## The task
Find each line in the records below that contains the word "including", and copy those lines in full.

Items drawn from a data source:

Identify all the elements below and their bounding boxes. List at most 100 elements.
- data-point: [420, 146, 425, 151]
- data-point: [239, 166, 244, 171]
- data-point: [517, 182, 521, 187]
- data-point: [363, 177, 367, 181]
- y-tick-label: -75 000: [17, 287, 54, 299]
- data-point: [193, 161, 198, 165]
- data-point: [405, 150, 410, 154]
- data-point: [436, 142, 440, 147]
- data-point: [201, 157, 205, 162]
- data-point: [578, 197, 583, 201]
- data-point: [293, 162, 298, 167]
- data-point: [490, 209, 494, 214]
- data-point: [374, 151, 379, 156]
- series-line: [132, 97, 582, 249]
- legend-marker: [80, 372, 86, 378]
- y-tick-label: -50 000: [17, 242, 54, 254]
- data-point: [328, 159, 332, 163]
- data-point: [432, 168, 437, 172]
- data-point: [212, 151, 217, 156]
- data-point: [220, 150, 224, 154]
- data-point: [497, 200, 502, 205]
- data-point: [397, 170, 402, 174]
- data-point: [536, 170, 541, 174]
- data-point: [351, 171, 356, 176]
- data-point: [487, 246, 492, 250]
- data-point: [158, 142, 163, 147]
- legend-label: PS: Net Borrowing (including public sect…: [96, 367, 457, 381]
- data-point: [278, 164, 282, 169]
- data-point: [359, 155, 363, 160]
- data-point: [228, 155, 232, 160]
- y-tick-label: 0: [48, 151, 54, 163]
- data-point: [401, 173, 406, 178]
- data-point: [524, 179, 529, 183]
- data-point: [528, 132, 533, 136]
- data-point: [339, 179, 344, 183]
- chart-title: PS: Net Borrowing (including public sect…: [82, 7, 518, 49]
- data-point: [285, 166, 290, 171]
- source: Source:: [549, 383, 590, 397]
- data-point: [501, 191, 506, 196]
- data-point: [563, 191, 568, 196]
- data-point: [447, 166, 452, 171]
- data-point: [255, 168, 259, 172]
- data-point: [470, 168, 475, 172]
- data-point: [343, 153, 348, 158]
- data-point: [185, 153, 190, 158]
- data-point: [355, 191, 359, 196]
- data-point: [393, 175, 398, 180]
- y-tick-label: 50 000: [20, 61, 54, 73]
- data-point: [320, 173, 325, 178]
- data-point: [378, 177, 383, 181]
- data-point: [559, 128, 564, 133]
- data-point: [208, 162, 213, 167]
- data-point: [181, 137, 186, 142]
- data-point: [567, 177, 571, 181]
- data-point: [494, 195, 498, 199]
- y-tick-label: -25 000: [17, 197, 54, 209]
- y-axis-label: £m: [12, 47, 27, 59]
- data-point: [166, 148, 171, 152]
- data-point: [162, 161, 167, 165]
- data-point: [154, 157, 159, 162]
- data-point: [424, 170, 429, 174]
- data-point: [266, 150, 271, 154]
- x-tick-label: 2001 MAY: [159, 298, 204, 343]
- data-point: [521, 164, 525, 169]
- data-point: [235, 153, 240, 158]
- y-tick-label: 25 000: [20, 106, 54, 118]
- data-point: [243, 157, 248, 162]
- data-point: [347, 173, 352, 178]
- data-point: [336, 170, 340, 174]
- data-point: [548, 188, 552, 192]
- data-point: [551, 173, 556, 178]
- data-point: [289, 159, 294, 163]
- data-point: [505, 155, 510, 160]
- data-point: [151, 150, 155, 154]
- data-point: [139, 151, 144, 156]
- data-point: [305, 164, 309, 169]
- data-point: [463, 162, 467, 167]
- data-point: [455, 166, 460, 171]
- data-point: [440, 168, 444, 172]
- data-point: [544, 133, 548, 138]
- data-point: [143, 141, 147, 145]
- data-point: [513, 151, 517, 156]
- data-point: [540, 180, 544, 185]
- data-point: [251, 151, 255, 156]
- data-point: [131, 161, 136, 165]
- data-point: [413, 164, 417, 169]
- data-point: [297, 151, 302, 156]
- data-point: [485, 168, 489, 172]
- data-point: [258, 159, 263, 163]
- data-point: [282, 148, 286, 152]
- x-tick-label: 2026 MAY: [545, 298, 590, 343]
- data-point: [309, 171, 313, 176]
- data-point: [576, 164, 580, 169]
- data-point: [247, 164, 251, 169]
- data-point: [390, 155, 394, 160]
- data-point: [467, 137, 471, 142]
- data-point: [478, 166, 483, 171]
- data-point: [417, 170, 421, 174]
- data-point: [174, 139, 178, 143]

## Output of the exercise
- legend-label: PS: Net Borrowing (including public sect…: [96, 367, 457, 381]
- chart-title: PS: Net Borrowing (including public sect…: [82, 7, 518, 49]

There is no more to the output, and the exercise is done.